BEGIN

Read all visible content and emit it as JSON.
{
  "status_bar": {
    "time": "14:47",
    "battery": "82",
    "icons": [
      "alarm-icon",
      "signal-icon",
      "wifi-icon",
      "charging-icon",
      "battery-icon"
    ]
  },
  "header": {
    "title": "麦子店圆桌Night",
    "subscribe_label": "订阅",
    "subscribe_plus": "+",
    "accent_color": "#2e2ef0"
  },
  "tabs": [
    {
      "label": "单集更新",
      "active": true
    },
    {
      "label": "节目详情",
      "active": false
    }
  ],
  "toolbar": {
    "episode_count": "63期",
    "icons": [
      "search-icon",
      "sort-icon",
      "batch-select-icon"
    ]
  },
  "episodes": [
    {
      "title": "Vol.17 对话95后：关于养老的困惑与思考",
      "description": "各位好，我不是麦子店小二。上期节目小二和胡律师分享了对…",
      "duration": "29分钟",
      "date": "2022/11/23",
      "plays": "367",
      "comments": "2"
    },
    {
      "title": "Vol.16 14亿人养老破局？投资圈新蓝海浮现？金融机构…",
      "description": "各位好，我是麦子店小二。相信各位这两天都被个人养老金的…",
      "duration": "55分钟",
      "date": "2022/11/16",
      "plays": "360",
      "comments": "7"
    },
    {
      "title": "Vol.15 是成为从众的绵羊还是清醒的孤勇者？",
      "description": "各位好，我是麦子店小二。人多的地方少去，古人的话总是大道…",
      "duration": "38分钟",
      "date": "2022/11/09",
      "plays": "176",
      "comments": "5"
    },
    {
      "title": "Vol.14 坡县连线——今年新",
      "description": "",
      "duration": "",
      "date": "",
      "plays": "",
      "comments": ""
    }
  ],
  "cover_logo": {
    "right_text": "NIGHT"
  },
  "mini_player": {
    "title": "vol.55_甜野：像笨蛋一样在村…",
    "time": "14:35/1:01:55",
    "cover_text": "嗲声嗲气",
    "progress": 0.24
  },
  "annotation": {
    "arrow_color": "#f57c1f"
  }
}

END

**Your instructions**
Filter the data for the string "duration" and copy every line that has it.

**Result of the exercise**
      "duration": "29分钟",
      "duration": "55分钟",
      "duration": "38分钟",
      "duration": "",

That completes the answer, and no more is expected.